(REQUIREMENT) How many lines in the listing below include the word "this"? Reply with the count alone.

Stored records
** Begin **
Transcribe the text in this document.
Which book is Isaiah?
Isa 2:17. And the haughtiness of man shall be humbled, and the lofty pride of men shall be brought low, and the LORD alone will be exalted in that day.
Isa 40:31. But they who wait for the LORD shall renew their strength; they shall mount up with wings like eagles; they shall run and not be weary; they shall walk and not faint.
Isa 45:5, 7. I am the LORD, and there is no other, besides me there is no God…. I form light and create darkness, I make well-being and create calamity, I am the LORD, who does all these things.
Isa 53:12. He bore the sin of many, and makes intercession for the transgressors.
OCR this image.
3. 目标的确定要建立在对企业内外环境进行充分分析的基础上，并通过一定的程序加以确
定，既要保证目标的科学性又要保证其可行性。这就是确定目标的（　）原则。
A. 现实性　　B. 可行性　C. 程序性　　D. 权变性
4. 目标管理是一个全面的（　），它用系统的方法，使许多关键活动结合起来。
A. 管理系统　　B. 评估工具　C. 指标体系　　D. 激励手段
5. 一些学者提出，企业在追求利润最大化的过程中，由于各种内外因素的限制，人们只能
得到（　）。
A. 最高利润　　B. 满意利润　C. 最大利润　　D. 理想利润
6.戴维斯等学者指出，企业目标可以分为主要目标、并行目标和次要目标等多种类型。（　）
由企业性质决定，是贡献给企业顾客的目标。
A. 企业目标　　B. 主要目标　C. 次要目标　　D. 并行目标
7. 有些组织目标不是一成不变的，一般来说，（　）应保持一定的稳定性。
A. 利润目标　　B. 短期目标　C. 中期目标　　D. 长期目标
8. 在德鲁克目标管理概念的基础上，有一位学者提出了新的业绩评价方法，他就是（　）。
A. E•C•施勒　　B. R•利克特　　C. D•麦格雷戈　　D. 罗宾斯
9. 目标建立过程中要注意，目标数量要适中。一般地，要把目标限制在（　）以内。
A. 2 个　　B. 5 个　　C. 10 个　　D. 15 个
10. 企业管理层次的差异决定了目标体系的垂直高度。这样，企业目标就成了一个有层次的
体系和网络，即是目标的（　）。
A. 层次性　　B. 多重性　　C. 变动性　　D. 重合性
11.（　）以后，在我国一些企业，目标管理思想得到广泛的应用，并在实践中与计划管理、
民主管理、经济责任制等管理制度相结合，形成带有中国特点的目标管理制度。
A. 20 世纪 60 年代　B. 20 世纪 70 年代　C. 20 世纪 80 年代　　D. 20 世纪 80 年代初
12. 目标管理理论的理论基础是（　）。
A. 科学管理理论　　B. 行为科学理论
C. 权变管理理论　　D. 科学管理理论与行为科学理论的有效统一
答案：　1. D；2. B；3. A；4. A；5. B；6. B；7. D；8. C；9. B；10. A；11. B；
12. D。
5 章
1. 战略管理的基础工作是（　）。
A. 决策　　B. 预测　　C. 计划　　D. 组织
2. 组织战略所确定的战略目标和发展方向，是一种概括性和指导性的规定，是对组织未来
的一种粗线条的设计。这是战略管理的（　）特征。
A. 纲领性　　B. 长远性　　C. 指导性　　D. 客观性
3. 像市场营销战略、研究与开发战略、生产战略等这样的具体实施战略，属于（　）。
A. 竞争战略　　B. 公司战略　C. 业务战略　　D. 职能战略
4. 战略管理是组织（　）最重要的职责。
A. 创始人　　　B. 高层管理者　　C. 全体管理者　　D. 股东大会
** End **
(EXPECTED OUTPUT) 2